** start **

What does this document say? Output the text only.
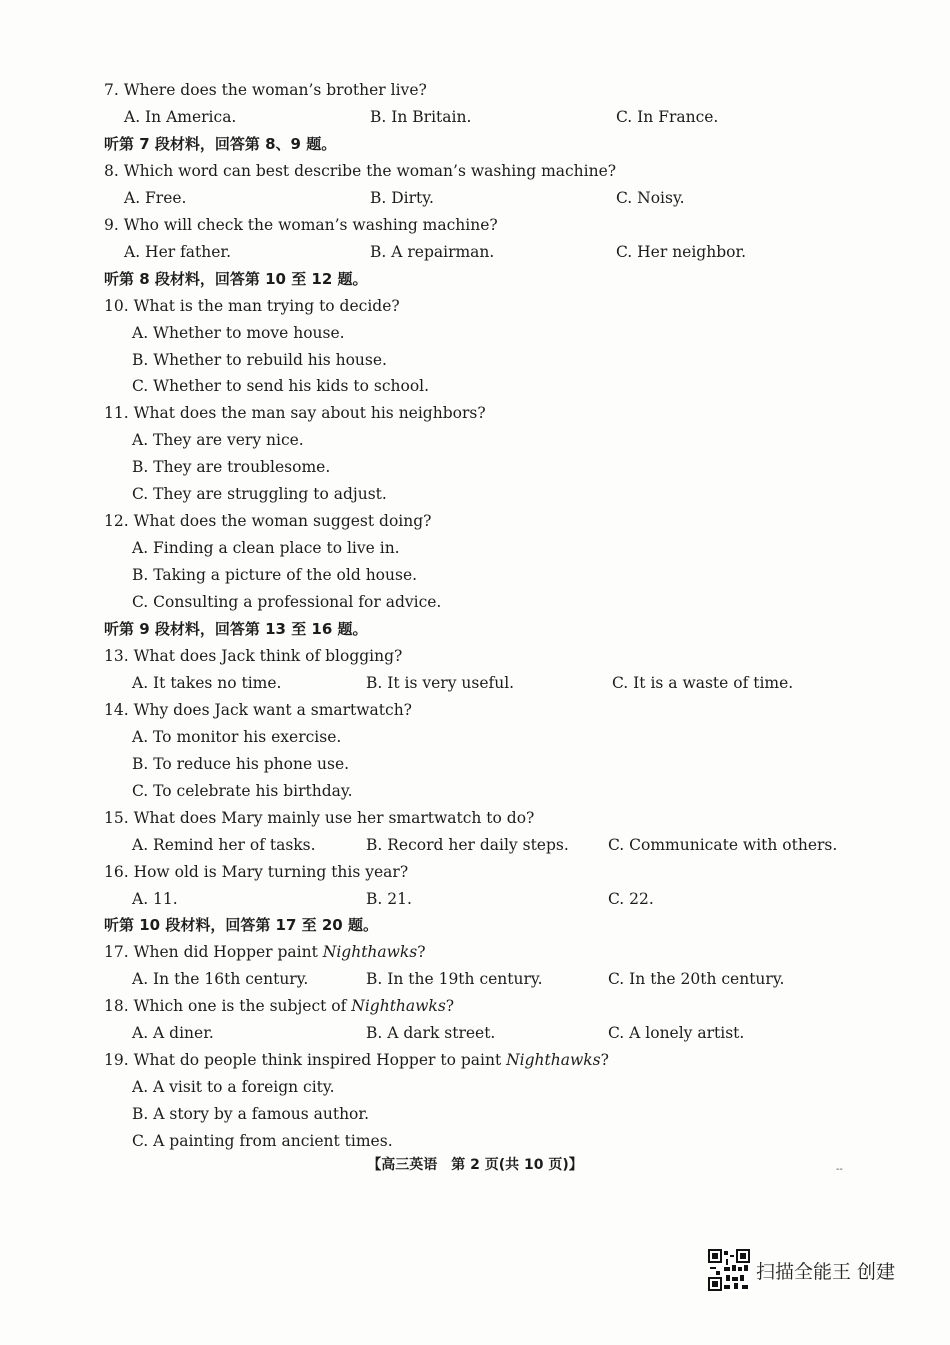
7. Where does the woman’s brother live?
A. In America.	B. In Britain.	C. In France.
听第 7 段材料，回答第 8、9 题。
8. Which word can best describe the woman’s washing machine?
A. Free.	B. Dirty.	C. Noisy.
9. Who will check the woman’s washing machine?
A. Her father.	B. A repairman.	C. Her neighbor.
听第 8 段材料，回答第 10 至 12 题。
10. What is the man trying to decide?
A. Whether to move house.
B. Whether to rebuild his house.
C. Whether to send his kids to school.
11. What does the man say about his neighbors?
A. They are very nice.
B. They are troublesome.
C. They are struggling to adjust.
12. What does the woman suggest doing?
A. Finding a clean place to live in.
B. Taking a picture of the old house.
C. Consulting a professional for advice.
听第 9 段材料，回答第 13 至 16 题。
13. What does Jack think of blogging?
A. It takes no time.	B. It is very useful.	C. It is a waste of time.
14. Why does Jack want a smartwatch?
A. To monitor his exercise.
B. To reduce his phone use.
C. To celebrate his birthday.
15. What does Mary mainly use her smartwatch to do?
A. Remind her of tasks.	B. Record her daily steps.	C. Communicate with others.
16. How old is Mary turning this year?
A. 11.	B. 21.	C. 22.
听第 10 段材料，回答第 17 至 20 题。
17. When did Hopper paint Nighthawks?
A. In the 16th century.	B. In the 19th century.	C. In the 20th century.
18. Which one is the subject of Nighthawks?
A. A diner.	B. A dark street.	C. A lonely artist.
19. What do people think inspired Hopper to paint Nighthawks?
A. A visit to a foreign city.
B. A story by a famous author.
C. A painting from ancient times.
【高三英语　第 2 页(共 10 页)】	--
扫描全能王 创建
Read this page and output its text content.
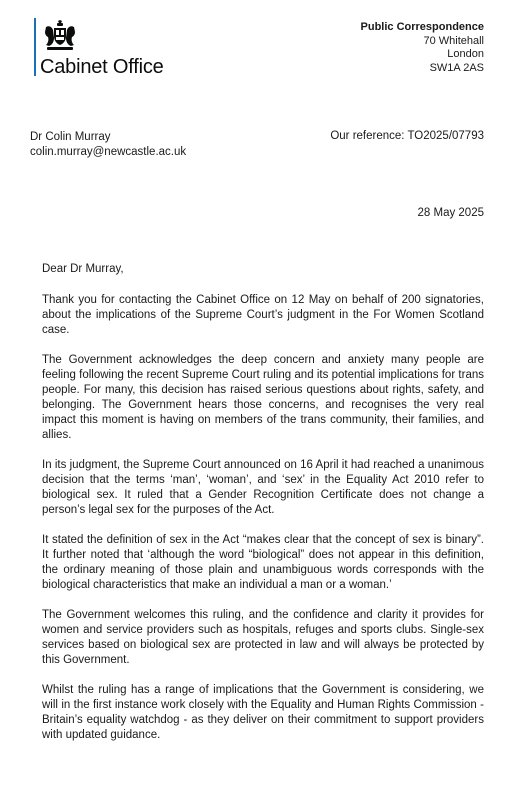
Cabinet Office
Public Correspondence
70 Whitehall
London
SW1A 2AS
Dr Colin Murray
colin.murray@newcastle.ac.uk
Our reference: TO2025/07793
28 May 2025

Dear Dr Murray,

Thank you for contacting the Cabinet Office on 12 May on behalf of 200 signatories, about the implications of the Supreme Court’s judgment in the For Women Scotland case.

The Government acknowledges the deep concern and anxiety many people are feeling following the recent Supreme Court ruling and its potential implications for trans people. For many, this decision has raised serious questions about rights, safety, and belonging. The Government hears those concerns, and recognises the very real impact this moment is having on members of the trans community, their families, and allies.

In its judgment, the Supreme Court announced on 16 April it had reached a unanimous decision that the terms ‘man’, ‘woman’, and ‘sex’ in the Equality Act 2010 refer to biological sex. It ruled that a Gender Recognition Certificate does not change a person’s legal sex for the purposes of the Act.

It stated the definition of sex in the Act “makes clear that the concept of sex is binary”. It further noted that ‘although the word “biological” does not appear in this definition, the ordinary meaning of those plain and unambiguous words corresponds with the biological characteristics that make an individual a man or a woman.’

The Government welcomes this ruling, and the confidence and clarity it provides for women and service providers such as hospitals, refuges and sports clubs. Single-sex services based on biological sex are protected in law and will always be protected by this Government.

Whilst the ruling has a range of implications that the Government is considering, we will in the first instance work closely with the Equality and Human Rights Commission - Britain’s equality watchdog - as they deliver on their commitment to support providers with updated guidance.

** end **

WORK REQUIRED:
Copy out every line of the material above exactly, skipping the pictures.

ANSWER IN FULL:
What does this document say? Output the text only.
7. Where does the woman’s brother live?
A. In America.	B. In Britain.	C. In France.
听第 7 段材料，回答第 8、9 题。
8. Which word can best describe the woman’s washing machine?
A. Free.	B. Dirty.	C. Noisy.
9. Who will check the woman’s washing machine?
A. Her father.	B. A repairman.	C. Her neighbor.
听第 8 段材料，回答第 10 至 12 题。
10. What is the man trying to decide?
A. Whether to move house.
B. Whether to rebuild his house.
C. Whether to send his kids to school.
11. What does the man say about his neighbors?
A. They are very nice.
B. They are troublesome.
C. They are struggling to adjust.
12. What does the woman suggest doing?
A. Finding a clean place to live in.
B. Taking a picture of the old house.
C. Consulting a professional for advice.
听第 9 段材料，回答第 13 至 16 题。
13. What does Jack think of blogging?
A. It takes no time.	B. It is very useful.	C. It is a waste of time.
14. Why does Jack want a smartwatch?
A. To monitor his exercise.
B. To reduce his phone use.
C. To celebrate his birthday.
15. What does Mary mainly use her smartwatch to do?
A. Remind her of tasks.	B. Record her daily steps.	C. Communicate with others.
16. How old is Mary turning this year?
A. 11.	B. 21.	C. 22.
听第 10 段材料，回答第 17 至 20 题。
17. When did Hopper paint Nighthawks?
A. In the 16th century.	B. In the 19th century.	C. In the 20th century.
18. Which one is the subject of Nighthawks?
A. A diner.	B. A dark street.	C. A lonely artist.
19. What do people think inspired Hopper to paint Nighthawks?
A. A visit to a foreign city.
B. A story by a famous author.
C. A painting from ancient times.
【高三英语　第 2 页(共 10 页)】	--
扫描全能王 创建
Read this page and output its text content.
Cabinet Office
Public Correspondence
70 Whitehall
London
SW1A 2AS
Dr Colin Murray
colin.murray@newcastle.ac.uk
Our reference: TO2025/07793
28 May 2025

Dear Dr Murray,

Thank you for contacting the Cabinet Office on 12 May on behalf of 200 signatories, about the implications of the Supreme Court’s judgment in the For Women Scotland case.

The Government acknowledges the deep concern and anxiety many people are feeling following the recent Supreme Court ruling and its potential implications for trans people. For many, this decision has raised serious questions about rights, safety, and belonging. The Government hears those concerns, and recognises the very real impact this moment is having on members of the trans community, their families, and allies.

In its judgment, the Supreme Court announced on 16 April it had reached a unanimous decision that the terms ‘man’, ‘woman’, and ‘sex’ in the Equality Act 2010 refer to biological sex. It ruled that a Gender Recognition Certificate does not change a person’s legal sex for the purposes of the Act.

It stated the definition of sex in the Act “makes clear that the concept of sex is binary”. It further noted that ‘although the word “biological” does not appear in this definition, the ordinary meaning of those plain and unambiguous words corresponds with the biological characteristics that make an individual a man or a woman.’

The Government welcomes this ruling, and the confidence and clarity it provides for women and service providers such as hospitals, refuges and sports clubs. Single-sex services based on biological sex are protected in law and will always be protected by this Government.

Whilst the ruling has a range of implications that the Government is considering, we will in the first instance work closely with the Equality and Human Rights Commission - Britain’s equality watchdog - as they deliver on their commitment to support providers with updated guidance.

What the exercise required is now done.